*Task to carry out:* Look for "JSON" in the listing below. Gather each line that contains it.
— start —
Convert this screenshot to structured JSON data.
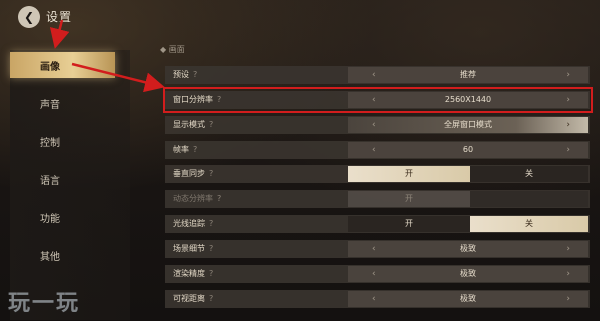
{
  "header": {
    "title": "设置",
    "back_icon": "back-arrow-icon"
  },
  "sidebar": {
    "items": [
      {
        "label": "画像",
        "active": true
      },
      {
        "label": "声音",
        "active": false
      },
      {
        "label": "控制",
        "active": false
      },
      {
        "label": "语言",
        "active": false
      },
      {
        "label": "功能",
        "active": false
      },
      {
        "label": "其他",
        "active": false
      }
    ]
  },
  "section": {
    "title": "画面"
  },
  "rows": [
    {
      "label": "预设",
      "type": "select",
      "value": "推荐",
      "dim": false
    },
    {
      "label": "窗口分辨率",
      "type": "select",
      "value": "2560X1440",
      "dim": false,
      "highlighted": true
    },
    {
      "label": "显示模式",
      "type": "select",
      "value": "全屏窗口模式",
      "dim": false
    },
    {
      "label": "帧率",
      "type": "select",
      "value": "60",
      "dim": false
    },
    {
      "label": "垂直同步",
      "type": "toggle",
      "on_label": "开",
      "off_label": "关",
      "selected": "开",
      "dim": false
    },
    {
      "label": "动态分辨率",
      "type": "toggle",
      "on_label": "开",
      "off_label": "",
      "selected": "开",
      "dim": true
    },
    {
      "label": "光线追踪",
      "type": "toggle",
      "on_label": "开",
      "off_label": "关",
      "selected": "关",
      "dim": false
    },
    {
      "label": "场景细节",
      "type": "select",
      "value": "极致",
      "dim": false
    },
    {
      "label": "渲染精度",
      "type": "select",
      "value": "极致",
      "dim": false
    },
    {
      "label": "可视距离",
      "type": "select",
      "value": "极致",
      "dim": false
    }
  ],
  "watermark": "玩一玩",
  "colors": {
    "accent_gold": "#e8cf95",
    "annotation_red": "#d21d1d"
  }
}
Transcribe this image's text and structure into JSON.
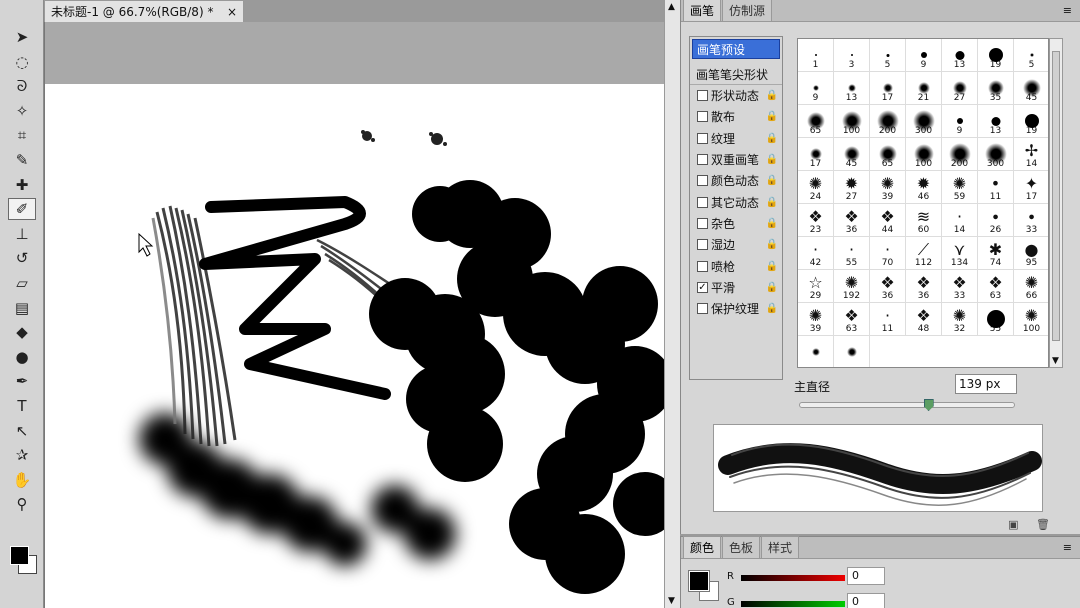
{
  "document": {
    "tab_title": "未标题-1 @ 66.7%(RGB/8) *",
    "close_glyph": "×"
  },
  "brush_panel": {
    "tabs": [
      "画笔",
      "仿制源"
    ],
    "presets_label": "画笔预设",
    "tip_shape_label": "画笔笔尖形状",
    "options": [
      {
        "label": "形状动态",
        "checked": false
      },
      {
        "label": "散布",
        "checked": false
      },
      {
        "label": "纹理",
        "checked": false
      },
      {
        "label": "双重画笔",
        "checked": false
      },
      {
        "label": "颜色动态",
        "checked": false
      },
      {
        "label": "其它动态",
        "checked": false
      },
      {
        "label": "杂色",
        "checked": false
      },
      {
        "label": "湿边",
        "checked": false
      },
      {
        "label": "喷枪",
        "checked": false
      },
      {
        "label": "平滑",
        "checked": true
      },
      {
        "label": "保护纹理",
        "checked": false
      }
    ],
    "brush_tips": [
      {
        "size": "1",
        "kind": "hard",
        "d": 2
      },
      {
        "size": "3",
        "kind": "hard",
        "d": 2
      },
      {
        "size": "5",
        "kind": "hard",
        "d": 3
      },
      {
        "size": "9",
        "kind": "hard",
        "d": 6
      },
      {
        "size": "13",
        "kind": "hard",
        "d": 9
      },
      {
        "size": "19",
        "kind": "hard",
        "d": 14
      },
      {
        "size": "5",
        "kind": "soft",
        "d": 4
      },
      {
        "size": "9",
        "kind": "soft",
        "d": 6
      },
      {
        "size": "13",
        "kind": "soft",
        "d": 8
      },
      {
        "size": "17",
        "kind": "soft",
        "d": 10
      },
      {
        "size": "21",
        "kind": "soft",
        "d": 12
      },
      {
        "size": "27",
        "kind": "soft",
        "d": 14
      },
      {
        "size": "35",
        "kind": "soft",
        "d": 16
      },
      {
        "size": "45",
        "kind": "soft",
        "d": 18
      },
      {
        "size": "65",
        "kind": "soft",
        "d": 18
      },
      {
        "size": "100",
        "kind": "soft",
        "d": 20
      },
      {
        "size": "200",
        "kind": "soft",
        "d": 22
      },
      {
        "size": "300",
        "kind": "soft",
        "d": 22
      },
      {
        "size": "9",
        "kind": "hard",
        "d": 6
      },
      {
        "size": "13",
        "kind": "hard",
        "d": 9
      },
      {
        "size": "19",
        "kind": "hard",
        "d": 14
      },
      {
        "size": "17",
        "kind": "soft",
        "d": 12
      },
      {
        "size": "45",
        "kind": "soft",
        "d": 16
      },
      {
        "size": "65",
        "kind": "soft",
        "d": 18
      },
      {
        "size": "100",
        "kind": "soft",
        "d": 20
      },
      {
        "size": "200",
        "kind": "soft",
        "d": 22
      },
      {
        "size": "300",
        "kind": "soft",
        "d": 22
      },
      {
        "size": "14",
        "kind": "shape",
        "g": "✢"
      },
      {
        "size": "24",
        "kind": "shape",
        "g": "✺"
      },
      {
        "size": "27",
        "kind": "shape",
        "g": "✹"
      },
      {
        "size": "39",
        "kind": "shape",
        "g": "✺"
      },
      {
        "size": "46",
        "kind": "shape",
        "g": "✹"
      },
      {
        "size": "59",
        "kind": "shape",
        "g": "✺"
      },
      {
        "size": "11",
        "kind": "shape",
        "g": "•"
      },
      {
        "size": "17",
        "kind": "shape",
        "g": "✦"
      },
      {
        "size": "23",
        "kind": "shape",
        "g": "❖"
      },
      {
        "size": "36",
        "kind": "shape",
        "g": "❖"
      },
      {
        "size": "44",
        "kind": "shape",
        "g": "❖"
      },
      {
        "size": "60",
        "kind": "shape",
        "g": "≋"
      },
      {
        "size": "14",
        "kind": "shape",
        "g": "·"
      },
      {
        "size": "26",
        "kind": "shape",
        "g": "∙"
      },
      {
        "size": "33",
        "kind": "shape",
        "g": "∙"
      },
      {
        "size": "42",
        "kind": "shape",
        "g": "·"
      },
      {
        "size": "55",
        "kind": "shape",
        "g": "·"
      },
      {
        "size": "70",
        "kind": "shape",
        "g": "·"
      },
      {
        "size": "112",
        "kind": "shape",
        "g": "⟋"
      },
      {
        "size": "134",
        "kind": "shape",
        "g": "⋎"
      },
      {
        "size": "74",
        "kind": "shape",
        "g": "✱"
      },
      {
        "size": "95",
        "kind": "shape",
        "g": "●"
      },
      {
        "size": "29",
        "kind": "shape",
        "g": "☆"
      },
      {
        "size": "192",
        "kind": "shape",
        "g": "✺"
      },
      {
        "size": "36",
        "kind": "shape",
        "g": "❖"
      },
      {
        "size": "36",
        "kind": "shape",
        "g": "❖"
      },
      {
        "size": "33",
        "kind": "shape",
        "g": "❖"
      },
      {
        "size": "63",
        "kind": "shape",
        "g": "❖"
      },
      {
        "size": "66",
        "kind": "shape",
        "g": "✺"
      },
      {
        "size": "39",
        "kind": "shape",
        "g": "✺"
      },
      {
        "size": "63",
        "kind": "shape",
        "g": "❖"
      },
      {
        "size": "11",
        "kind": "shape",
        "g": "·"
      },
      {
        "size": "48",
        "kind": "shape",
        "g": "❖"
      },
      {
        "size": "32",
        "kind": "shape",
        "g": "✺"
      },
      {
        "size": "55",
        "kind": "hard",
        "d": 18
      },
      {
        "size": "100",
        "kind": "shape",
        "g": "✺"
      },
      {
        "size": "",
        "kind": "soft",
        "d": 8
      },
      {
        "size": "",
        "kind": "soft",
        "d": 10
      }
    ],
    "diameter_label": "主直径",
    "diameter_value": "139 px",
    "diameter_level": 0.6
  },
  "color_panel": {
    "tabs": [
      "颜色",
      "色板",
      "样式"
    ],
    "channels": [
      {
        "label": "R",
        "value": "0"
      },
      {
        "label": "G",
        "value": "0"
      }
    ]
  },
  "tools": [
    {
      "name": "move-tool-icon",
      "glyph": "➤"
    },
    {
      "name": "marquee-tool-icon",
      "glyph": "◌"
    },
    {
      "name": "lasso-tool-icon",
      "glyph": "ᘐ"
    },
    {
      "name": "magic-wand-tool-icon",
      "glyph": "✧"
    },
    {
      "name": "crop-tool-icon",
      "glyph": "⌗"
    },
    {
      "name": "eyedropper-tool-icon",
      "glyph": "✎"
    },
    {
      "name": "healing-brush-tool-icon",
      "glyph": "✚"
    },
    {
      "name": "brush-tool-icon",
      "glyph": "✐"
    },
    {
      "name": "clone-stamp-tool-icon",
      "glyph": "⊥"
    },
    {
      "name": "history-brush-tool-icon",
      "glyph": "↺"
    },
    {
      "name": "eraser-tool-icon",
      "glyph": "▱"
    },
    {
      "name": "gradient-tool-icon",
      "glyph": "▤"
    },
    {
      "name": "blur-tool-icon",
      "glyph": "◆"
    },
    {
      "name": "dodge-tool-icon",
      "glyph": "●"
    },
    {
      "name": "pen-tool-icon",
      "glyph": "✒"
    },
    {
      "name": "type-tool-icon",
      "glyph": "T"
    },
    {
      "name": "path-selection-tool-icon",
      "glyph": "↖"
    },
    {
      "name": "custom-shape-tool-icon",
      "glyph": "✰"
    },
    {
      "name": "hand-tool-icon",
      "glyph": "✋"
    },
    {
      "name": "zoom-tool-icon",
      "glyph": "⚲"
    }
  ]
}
— end —
— start —
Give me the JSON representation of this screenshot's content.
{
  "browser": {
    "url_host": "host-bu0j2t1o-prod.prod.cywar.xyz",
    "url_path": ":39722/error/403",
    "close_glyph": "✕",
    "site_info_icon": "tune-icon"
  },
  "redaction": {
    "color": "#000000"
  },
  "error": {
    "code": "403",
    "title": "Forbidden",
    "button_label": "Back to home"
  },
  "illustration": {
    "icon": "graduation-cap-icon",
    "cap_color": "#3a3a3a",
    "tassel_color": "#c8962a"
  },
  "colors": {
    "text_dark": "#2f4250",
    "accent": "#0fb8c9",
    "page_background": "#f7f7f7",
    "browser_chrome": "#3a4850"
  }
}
— end —
*Correct output:*
Convert this screenshot to structured JSON data.
Transcribe this image's text and structure into JSON.
Give me the JSON representation of this screenshot's content.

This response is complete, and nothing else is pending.